■ **EXERCISE DIRECTIONS**: Reproduce every line of the items below verbatim, omitting any pictures from your copy.

■ **RECORDS FOR THE EXERCISE**:
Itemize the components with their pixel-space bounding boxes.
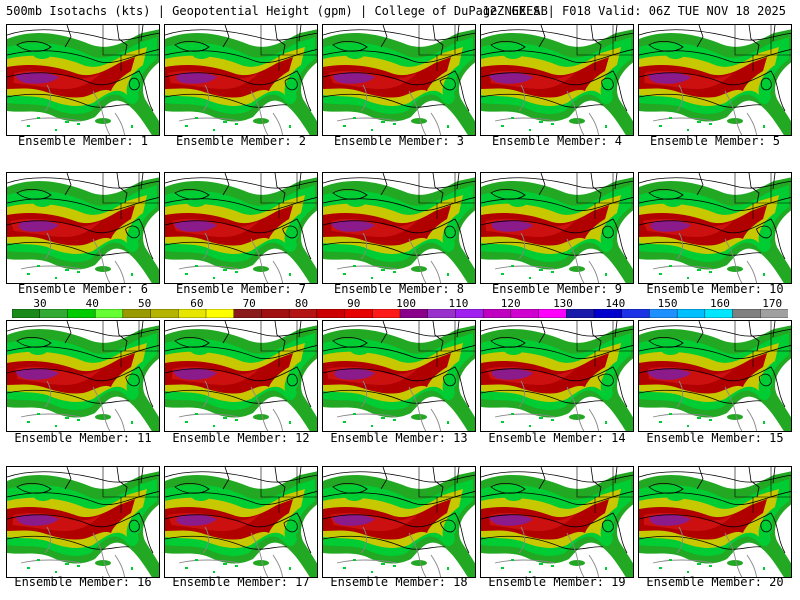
ensemble-member-map bbox=[322, 172, 476, 284]
colorbar-tick-label: 160 bbox=[709, 297, 730, 310]
ensemble-member-label: Ensemble Member: 5 bbox=[649, 134, 781, 148]
ensemble-member-label: Ensemble Member: 6 bbox=[17, 282, 149, 296]
ensemble-member-map bbox=[480, 24, 634, 136]
ensemble-member-map bbox=[164, 320, 318, 432]
ensemble-member-map bbox=[164, 466, 318, 578]
ensemble-member-label: Ensemble Member: 15 bbox=[646, 431, 784, 445]
ensemble-member-map bbox=[322, 466, 476, 578]
colorbar-swatch bbox=[649, 309, 678, 318]
colorbar-swatch bbox=[427, 309, 457, 318]
ensemble-member-map bbox=[164, 172, 318, 284]
ensemble-member-map bbox=[6, 172, 160, 284]
colorbar-tick-label: 80 bbox=[294, 297, 309, 310]
ensemble-member-label: Ensemble Member: 17 bbox=[172, 575, 310, 589]
ensemble-member-label: Ensemble Member: 11 bbox=[14, 431, 152, 445]
ensemble-member-label: Ensemble Member: 16 bbox=[14, 575, 152, 589]
colorbar-tick-label: 40 bbox=[85, 297, 99, 310]
colorbar-tick-label: 130 bbox=[553, 297, 573, 310]
colorbar-swatch bbox=[94, 309, 124, 318]
colorbar-tick-label: 140 bbox=[605, 297, 626, 310]
ensemble-member-map bbox=[638, 466, 792, 578]
colorbar-swatch bbox=[150, 309, 179, 318]
ensemble-member-map bbox=[6, 320, 160, 432]
colorbar-tick-label: 50 bbox=[137, 297, 152, 310]
colorbar-swatch bbox=[261, 309, 290, 318]
ensemble-member-label: Ensemble Member: 10 bbox=[646, 282, 784, 296]
colorbar-tick-label: 30 bbox=[33, 297, 47, 310]
ensemble-member-label: Ensemble Member: 2 bbox=[175, 134, 307, 148]
colorbar-tick-label: 110 bbox=[448, 297, 469, 310]
colorbar-swatch bbox=[732, 309, 761, 318]
colorbar-tick-label: 150 bbox=[657, 297, 678, 310]
colorbar-swatch bbox=[566, 309, 595, 318]
ensemble-member-map bbox=[164, 24, 318, 136]
ensemble-member-map bbox=[6, 466, 160, 578]
ensemble-member-label: Ensemble Member: 7 bbox=[175, 282, 307, 296]
colorbar-swatch bbox=[344, 309, 373, 318]
ensemble-member-label: Ensemble Member: 18 bbox=[330, 575, 468, 589]
colorbar-swatch bbox=[205, 309, 235, 318]
colorbar-swatch bbox=[399, 309, 429, 318]
ensemble-member-map bbox=[638, 172, 792, 284]
colorbar-swatch bbox=[704, 309, 734, 318]
ensemble-member-label: Ensemble Member: 8 bbox=[333, 282, 465, 296]
ensemble-member-map bbox=[638, 24, 792, 136]
colorbar-swatch bbox=[593, 309, 623, 318]
colorbar-labels: 30 40 50 60 70 80 90 100 110 120 130 140 150 160 170 bbox=[0, 297, 800, 310]
colorbar-swatch bbox=[288, 309, 318, 318]
colorbar-swatch bbox=[39, 309, 69, 318]
ensemble-member-map bbox=[638, 320, 792, 432]
ensemble-member-label: Ensemble Member: 13 bbox=[330, 431, 468, 445]
ensemble-member-map bbox=[480, 320, 634, 432]
colorbar-tick-label: 100 bbox=[396, 297, 417, 310]
wind-speed-colorbar bbox=[12, 309, 788, 318]
ensemble-member-map bbox=[480, 466, 634, 578]
colorbar-swatch bbox=[676, 309, 706, 318]
model-run-info: 12Z GEFS | F018 Valid: 06Z TUE NOV 18 20… bbox=[482, 4, 786, 18]
colorbar-tick-label: 170 bbox=[762, 297, 783, 310]
ensemble-member-label: Ensemble Member: 1 bbox=[17, 134, 149, 148]
colorbar-swatch bbox=[510, 309, 540, 318]
ensemble-member-map bbox=[322, 320, 476, 432]
ensemble-member-map bbox=[480, 172, 634, 284]
colorbar-tick-label: 90 bbox=[347, 297, 361, 310]
ensemble-member-label: Ensemble Member: 19 bbox=[488, 575, 626, 589]
colorbar-swatch bbox=[122, 309, 152, 318]
ensemble-member-map bbox=[6, 24, 160, 136]
ensemble-member-label: Ensemble Member: 4 bbox=[491, 134, 623, 148]
colorbar-swatch bbox=[621, 309, 651, 318]
ensemble-member-label: Ensemble Member: 9 bbox=[491, 282, 623, 296]
ensemble-member-label: Ensemble Member: 12 bbox=[172, 431, 310, 445]
ensemble-member-label: Ensemble Member: 14 bbox=[488, 431, 626, 445]
ensemble-member-map bbox=[322, 24, 476, 136]
colorbar-swatch bbox=[482, 309, 512, 318]
map-title: 500mb Isotachs (kts) | Geopotential Heig… bbox=[6, 4, 548, 18]
colorbar-swatch bbox=[372, 309, 401, 318]
colorbar-swatch bbox=[316, 309, 346, 318]
colorbar-swatch bbox=[538, 309, 567, 318]
colorbar-tick-label: 60 bbox=[190, 297, 204, 310]
colorbar-swatch bbox=[455, 309, 484, 318]
colorbar-swatch bbox=[760, 309, 788, 318]
ensemble-member-label: Ensemble Member: 3 bbox=[333, 134, 465, 148]
ensemble-member-label: Ensemble Member: 20 bbox=[646, 575, 784, 589]
colorbar-swatch bbox=[67, 309, 96, 318]
colorbar-swatch bbox=[178, 309, 207, 318]
colorbar-swatch bbox=[12, 309, 41, 318]
colorbar-tick-label: 70 bbox=[242, 297, 256, 310]
colorbar-tick-label: 120 bbox=[500, 297, 521, 310]
colorbar-swatch bbox=[233, 309, 263, 318]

■ **EXERCISE RESULT**:
Itemize the components with their pixel-space bounding boxes.
ensemble-member-map bbox=[322, 172, 476, 284]
colorbar-tick-label: 160 bbox=[709, 297, 730, 310]
ensemble-member-label: Ensemble Member: 5 bbox=[649, 134, 781, 148]
ensemble-member-label: Ensemble Member: 6 bbox=[17, 282, 149, 296]
ensemble-member-map bbox=[480, 24, 634, 136]
ensemble-member-map bbox=[164, 320, 318, 432]
ensemble-member-map bbox=[164, 466, 318, 578]
ensemble-member-label: Ensemble Member: 15 bbox=[646, 431, 784, 445]
ensemble-member-map bbox=[322, 466, 476, 578]
colorbar-swatch bbox=[649, 309, 678, 318]
colorbar-swatch bbox=[427, 309, 457, 318]
ensemble-member-map bbox=[164, 172, 318, 284]
ensemble-member-map bbox=[6, 172, 160, 284]
colorbar-tick-label: 80 bbox=[294, 297, 309, 310]
ensemble-member-label: Ensemble Member: 17 bbox=[172, 575, 310, 589]
ensemble-member-label: Ensemble Member: 11 bbox=[14, 431, 152, 445]
ensemble-member-label: Ensemble Member: 16 bbox=[14, 575, 152, 589]
colorbar-tick-label: 40 bbox=[85, 297, 99, 310]
colorbar-tick-label: 130 bbox=[553, 297, 573, 310]
colorbar-swatch bbox=[94, 309, 124, 318]
colorbar-tick-label: 140 bbox=[605, 297, 626, 310]
ensemble-member-map bbox=[638, 466, 792, 578]
colorbar-swatch bbox=[150, 309, 179, 318]
ensemble-member-map bbox=[6, 320, 160, 432]
colorbar-tick-label: 50 bbox=[137, 297, 152, 310]
colorbar-swatch bbox=[261, 309, 290, 318]
ensemble-member-label: Ensemble Member: 10 bbox=[646, 282, 784, 296]
colorbar-tick-label: 30 bbox=[33, 297, 47, 310]
ensemble-member-label: Ensemble Member: 2 bbox=[175, 134, 307, 148]
colorbar-tick-label: 110 bbox=[448, 297, 469, 310]
colorbar-swatch bbox=[732, 309, 761, 318]
colorbar-tick-label: 150 bbox=[657, 297, 678, 310]
colorbar-swatch bbox=[566, 309, 595, 318]
ensemble-member-map bbox=[164, 24, 318, 136]
ensemble-member-map bbox=[6, 466, 160, 578]
ensemble-member-label: Ensemble Member: 7 bbox=[175, 282, 307, 296]
colorbar-swatch bbox=[344, 309, 373, 318]
ensemble-member-label: Ensemble Member: 18 bbox=[330, 575, 468, 589]
colorbar-swatch bbox=[205, 309, 235, 318]
colorbar-swatch bbox=[399, 309, 429, 318]
ensemble-member-map bbox=[638, 172, 792, 284]
colorbar-swatch bbox=[704, 309, 734, 318]
ensemble-member-label: Ensemble Member: 8 bbox=[333, 282, 465, 296]
ensemble-member-map bbox=[638, 24, 792, 136]
colorbar-swatch bbox=[593, 309, 623, 318]
colorbar-labels: 30 40 50 60 70 80 90 100 110 120 130 140 150 160 170 bbox=[0, 297, 800, 310]
colorbar-swatch bbox=[288, 309, 318, 318]
colorbar-swatch bbox=[39, 309, 69, 318]
ensemble-member-map bbox=[638, 320, 792, 432]
ensemble-member-label: Ensemble Member: 13 bbox=[330, 431, 468, 445]
ensemble-member-map bbox=[480, 320, 634, 432]
colorbar-tick-label: 100 bbox=[396, 297, 417, 310]
wind-speed-colorbar bbox=[12, 309, 788, 318]
ensemble-member-map bbox=[480, 466, 634, 578]
colorbar-swatch bbox=[676, 309, 706, 318]
model-run-info: 12Z GEFS | F018 Valid: 06Z TUE NOV 18 20… bbox=[482, 4, 786, 18]
colorbar-tick-label: 170 bbox=[762, 297, 783, 310]
ensemble-member-label: Ensemble Member: 1 bbox=[17, 134, 149, 148]
colorbar-swatch bbox=[510, 309, 540, 318]
ensemble-member-map bbox=[322, 320, 476, 432]
ensemble-member-map bbox=[480, 172, 634, 284]
colorbar-tick-label: 90 bbox=[347, 297, 361, 310]
ensemble-member-label: Ensemble Member: 19 bbox=[488, 575, 626, 589]
colorbar-swatch bbox=[122, 309, 152, 318]
ensemble-member-map bbox=[6, 24, 160, 136]
ensemble-member-label: Ensemble Member: 4 bbox=[491, 134, 623, 148]
colorbar-swatch bbox=[621, 309, 651, 318]
ensemble-member-label: Ensemble Member: 9 bbox=[491, 282, 623, 296]
ensemble-member-label: Ensemble Member: 12 bbox=[172, 431, 310, 445]
ensemble-member-label: Ensemble Member: 14 bbox=[488, 431, 626, 445]
ensemble-member-map bbox=[322, 24, 476, 136]
colorbar-swatch bbox=[482, 309, 512, 318]
map-title: 500mb Isotachs (kts) | Geopotential Heig… bbox=[6, 4, 548, 18]
colorbar-swatch bbox=[372, 309, 401, 318]
colorbar-swatch bbox=[316, 309, 346, 318]
colorbar-swatch bbox=[538, 309, 567, 318]
colorbar-tick-label: 60 bbox=[190, 297, 204, 310]
colorbar-swatch bbox=[455, 309, 484, 318]
colorbar-swatch bbox=[760, 309, 788, 318]
ensemble-member-label: Ensemble Member: 3 bbox=[333, 134, 465, 148]
ensemble-member-label: Ensemble Member: 20 bbox=[646, 575, 784, 589]
colorbar-swatch bbox=[67, 309, 96, 318]
colorbar-swatch bbox=[178, 309, 207, 318]
colorbar-swatch bbox=[12, 309, 41, 318]
colorbar-tick-label: 70 bbox=[242, 297, 256, 310]
colorbar-tick-label: 120 bbox=[500, 297, 521, 310]
colorbar-swatch bbox=[233, 309, 263, 318]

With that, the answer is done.